Go through the entries below and write each one out exactly.

(Collected data)
————
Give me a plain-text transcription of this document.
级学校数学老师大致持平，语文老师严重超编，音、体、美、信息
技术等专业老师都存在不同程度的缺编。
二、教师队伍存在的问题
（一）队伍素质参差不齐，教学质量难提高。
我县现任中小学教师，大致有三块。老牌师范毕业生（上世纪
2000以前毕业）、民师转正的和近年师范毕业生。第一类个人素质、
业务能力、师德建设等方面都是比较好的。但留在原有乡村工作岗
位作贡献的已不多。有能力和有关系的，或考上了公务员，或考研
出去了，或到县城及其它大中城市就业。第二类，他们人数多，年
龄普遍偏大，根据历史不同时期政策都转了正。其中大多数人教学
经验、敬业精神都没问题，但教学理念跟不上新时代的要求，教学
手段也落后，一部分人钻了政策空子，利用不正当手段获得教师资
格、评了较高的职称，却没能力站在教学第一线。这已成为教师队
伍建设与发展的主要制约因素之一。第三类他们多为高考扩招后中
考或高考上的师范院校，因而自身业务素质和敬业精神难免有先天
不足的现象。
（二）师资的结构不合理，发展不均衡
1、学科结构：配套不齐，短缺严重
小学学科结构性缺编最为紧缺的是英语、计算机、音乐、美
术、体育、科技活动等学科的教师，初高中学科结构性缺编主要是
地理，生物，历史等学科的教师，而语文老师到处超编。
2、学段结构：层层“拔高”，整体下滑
————
#### Response for this exercise
Give me a plain-text transcription of this document.
级学校数学老师大致持平，语文老师严重超编，音、体、美、信息
技术等专业老师都存在不同程度的缺编。
二、教师队伍存在的问题
（一）队伍素质参差不齐，教学质量难提高。
我县现任中小学教师，大致有三块。老牌师范毕业生（上世纪
2000以前毕业）、民师转正的和近年师范毕业生。第一类个人素质、
业务能力、师德建设等方面都是比较好的。但留在原有乡村工作岗
位作贡献的已不多。有能力和有关系的，或考上了公务员，或考研
出去了，或到县城及其它大中城市就业。第二类，他们人数多，年
龄普遍偏大，根据历史不同时期政策都转了正。其中大多数人教学
经验、敬业精神都没问题，但教学理念跟不上新时代的要求，教学
手段也落后，一部分人钻了政策空子，利用不正当手段获得教师资
格、评了较高的职称，却没能力站在教学第一线。这已成为教师队
伍建设与发展的主要制约因素之一。第三类他们多为高考扩招后中
考或高考上的师范院校，因而自身业务素质和敬业精神难免有先天
不足的现象。
（二）师资的结构不合理，发展不均衡
1、学科结构：配套不齐，短缺严重
小学学科结构性缺编最为紧缺的是英语、计算机、音乐、美
术、体育、科技活动等学科的教师，初高中学科结构性缺编主要是
地理，生物，历史等学科的教师，而语文老师到处超编。
2、学段结构：层层“拔高”，整体下滑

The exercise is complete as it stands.